[[ Information provided, beginning ]]

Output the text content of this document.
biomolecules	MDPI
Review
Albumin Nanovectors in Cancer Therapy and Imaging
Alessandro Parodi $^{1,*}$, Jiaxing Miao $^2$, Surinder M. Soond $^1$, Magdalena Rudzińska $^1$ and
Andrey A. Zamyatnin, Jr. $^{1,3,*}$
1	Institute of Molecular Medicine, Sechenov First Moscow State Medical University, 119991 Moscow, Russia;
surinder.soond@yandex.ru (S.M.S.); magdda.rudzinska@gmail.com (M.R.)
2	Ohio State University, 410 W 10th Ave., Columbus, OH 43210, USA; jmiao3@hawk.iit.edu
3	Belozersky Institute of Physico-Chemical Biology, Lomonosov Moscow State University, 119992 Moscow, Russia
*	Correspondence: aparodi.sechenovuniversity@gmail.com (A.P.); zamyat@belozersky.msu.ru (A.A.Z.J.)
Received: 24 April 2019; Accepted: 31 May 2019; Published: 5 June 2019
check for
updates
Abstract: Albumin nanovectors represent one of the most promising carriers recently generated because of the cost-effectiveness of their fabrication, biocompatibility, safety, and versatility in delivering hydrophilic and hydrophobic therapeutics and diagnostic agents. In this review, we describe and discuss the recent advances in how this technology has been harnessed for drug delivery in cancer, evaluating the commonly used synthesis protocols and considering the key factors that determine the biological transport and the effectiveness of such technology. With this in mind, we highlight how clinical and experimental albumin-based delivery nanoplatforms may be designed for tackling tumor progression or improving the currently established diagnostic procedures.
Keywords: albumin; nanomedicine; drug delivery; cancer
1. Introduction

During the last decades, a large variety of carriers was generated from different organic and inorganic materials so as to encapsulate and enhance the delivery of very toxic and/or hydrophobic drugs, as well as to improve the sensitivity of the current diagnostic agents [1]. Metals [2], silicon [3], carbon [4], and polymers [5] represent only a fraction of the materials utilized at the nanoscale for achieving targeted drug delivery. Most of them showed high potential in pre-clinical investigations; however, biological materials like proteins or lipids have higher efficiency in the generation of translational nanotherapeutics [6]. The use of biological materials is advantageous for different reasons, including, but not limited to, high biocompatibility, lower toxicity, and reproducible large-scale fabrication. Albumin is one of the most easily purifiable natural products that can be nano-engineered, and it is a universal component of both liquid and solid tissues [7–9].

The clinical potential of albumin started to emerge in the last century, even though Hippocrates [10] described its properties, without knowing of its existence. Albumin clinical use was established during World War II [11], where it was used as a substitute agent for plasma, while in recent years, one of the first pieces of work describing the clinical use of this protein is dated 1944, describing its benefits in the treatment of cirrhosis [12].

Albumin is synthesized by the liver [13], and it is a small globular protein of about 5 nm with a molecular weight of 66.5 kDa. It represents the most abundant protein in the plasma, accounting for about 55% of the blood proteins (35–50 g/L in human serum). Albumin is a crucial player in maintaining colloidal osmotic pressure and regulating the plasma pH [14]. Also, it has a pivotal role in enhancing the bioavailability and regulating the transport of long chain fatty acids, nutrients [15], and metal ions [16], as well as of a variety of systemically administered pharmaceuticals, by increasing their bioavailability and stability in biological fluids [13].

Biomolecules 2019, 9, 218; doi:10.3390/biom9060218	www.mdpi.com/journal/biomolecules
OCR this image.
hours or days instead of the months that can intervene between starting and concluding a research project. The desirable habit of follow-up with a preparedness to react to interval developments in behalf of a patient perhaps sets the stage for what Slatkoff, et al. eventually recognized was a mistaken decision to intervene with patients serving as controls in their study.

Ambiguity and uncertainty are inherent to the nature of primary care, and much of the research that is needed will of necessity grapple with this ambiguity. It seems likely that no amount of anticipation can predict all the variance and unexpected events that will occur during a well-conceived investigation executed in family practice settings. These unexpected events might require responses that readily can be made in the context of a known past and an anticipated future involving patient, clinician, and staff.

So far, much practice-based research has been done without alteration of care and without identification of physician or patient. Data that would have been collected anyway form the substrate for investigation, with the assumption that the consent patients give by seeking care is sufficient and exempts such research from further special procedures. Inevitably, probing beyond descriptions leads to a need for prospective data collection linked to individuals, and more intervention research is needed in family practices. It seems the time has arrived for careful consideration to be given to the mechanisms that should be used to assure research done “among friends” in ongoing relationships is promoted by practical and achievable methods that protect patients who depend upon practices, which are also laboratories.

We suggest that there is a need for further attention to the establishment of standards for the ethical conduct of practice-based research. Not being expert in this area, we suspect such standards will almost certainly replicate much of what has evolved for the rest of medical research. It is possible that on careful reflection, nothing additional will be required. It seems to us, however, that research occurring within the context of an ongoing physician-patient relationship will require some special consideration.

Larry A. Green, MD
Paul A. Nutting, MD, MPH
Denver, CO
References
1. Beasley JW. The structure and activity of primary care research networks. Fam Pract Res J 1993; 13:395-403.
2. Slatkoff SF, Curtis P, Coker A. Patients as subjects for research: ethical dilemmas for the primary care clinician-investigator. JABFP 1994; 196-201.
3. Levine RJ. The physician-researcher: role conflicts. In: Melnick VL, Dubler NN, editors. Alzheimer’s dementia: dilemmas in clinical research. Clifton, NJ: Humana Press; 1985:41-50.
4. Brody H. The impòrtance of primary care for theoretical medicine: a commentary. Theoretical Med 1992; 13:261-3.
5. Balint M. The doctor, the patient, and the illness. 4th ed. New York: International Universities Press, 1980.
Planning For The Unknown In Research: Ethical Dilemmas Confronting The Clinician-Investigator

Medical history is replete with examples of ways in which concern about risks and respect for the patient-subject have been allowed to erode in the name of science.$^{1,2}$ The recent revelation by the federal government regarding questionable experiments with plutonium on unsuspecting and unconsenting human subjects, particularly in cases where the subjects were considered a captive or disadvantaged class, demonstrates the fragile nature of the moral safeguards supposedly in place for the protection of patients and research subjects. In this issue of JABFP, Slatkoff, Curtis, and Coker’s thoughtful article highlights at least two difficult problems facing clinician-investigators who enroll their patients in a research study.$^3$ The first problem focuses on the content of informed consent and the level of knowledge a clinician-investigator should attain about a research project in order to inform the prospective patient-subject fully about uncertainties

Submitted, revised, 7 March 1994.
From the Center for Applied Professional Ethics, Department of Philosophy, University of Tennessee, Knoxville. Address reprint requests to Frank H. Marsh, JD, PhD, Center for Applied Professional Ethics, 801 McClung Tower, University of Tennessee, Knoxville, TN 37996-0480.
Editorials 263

[[ Information provided, end ]]

Task item:
Please restate each record exactly as it reads.

Answer for this exercise:
Output the text content of this document.
biomolecules	MDPI
Review
Albumin Nanovectors in Cancer Therapy and Imaging
Alessandro Parodi $^{1,*}$, Jiaxing Miao $^2$, Surinder M. Soond $^1$, Magdalena Rudzińska $^1$ and
Andrey A. Zamyatnin, Jr. $^{1,3,*}$
1	Institute of Molecular Medicine, Sechenov First Moscow State Medical University, 119991 Moscow, Russia;
surinder.soond@yandex.ru (S.M.S.); magdda.rudzinska@gmail.com (M.R.)
2	Ohio State University, 410 W 10th Ave., Columbus, OH 43210, USA; jmiao3@hawk.iit.edu
3	Belozersky Institute of Physico-Chemical Biology, Lomonosov Moscow State University, 119992 Moscow, Russia
*	Correspondence: aparodi.sechenovuniversity@gmail.com (A.P.); zamyat@belozersky.msu.ru (A.A.Z.J.)
Received: 24 April 2019; Accepted: 31 May 2019; Published: 5 June 2019
check for
updates
Abstract: Albumin nanovectors represent one of the most promising carriers recently generated because of the cost-effectiveness of their fabrication, biocompatibility, safety, and versatility in delivering hydrophilic and hydrophobic therapeutics and diagnostic agents. In this review, we describe and discuss the recent advances in how this technology has been harnessed for drug delivery in cancer, evaluating the commonly used synthesis protocols and considering the key factors that determine the biological transport and the effectiveness of such technology. With this in mind, we highlight how clinical and experimental albumin-based delivery nanoplatforms may be designed for tackling tumor progression or improving the currently established diagnostic procedures.
Keywords: albumin; nanomedicine; drug delivery; cancer
1. Introduction

During the last decades, a large variety of carriers was generated from different organic and inorganic materials so as to encapsulate and enhance the delivery of very toxic and/or hydrophobic drugs, as well as to improve the sensitivity of the current diagnostic agents [1]. Metals [2], silicon [3], carbon [4], and polymers [5] represent only a fraction of the materials utilized at the nanoscale for achieving targeted drug delivery. Most of them showed high potential in pre-clinical investigations; however, biological materials like proteins or lipids have higher efficiency in the generation of translational nanotherapeutics [6]. The use of biological materials is advantageous for different reasons, including, but not limited to, high biocompatibility, lower toxicity, and reproducible large-scale fabrication. Albumin is one of the most easily purifiable natural products that can be nano-engineered, and it is a universal component of both liquid and solid tissues [7–9].

The clinical potential of albumin started to emerge in the last century, even though Hippocrates [10] described its properties, without knowing of its existence. Albumin clinical use was established during World War II [11], where it was used as a substitute agent for plasma, while in recent years, one of the first pieces of work describing the clinical use of this protein is dated 1944, describing its benefits in the treatment of cirrhosis [12].

Albumin is synthesized by the liver [13], and it is a small globular protein of about 5 nm with a molecular weight of 66.5 kDa. It represents the most abundant protein in the plasma, accounting for about 55% of the blood proteins (35–50 g/L in human serum). Albumin is a crucial player in maintaining colloidal osmotic pressure and regulating the plasma pH [14]. Also, it has a pivotal role in enhancing the bioavailability and regulating the transport of long chain fatty acids, nutrients [15], and metal ions [16], as well as of a variety of systemically administered pharmaceuticals, by increasing their bioavailability and stability in biological fluids [13].

Biomolecules 2019, 9, 218; doi:10.3390/biom9060218	www.mdpi.com/journal/biomolecules
OCR this image.
hours or days instead of the months that can intervene between starting and concluding a research project. The desirable habit of follow-up with a preparedness to react to interval developments in behalf of a patient perhaps sets the stage for what Slatkoff, et al. eventually recognized was a mistaken decision to intervene with patients serving as controls in their study.

Ambiguity and uncertainty are inherent to the nature of primary care, and much of the research that is needed will of necessity grapple with this ambiguity. It seems likely that no amount of anticipation can predict all the variance and unexpected events that will occur during a well-conceived investigation executed in family practice settings. These unexpected events might require responses that readily can be made in the context of a known past and an anticipated future involving patient, clinician, and staff.

So far, much practice-based research has been done without alteration of care and without identification of physician or patient. Data that would have been collected anyway form the substrate for investigation, with the assumption that the consent patients give by seeking care is sufficient and exempts such research from further special procedures. Inevitably, probing beyond descriptions leads to a need for prospective data collection linked to individuals, and more intervention research is needed in family practices. It seems the time has arrived for careful consideration to be given to the mechanisms that should be used to assure research done “among friends” in ongoing relationships is promoted by practical and achievable methods that protect patients who depend upon practices, which are also laboratories.

We suggest that there is a need for further attention to the establishment of standards for the ethical conduct of practice-based research. Not being expert in this area, we suspect such standards will almost certainly replicate much of what has evolved for the rest of medical research. It is possible that on careful reflection, nothing additional will be required. It seems to us, however, that research occurring within the context of an ongoing physician-patient relationship will require some special consideration.

Larry A. Green, MD
Paul A. Nutting, MD, MPH
Denver, CO
References
1. Beasley JW. The structure and activity of primary care research networks. Fam Pract Res J 1993; 13:395-403.
2. Slatkoff SF, Curtis P, Coker A. Patients as subjects for research: ethical dilemmas for the primary care clinician-investigator. JABFP 1994; 196-201.
3. Levine RJ. The physician-researcher: role conflicts. In: Melnick VL, Dubler NN, editors. Alzheimer’s dementia: dilemmas in clinical research. Clifton, NJ: Humana Press; 1985:41-50.
4. Brody H. The impòrtance of primary care for theoretical medicine: a commentary. Theoretical Med 1992; 13:261-3.
5. Balint M. The doctor, the patient, and the illness. 4th ed. New York: International Universities Press, 1980.
Planning For The Unknown In Research: Ethical Dilemmas Confronting The Clinician-Investigator

Medical history is replete with examples of ways in which concern about risks and respect for the patient-subject have been allowed to erode in the name of science.$^{1,2}$ The recent revelation by the federal government regarding questionable experiments with plutonium on unsuspecting and unconsenting human subjects, particularly in cases where the subjects were considered a captive or disadvantaged class, demonstrates the fragile nature of the moral safeguards supposedly in place for the protection of patients and research subjects. In this issue of JABFP, Slatkoff, Curtis, and Coker’s thoughtful article highlights at least two difficult problems facing clinician-investigators who enroll their patients in a research study.$^3$ The first problem focuses on the content of informed consent and the level of knowledge a clinician-investigator should attain about a research project in order to inform the prospective patient-subject fully about uncertainties

Submitted, revised, 7 March 1994.
From the Center for Applied Professional Ethics, Department of Philosophy, University of Tennessee, Knoxville. Address reprint requests to Frank H. Marsh, JD, PhD, Center for Applied Professional Ethics, 801 McClung Tower, University of Tennessee, Knoxville, TN 37996-0480.
Editorials 263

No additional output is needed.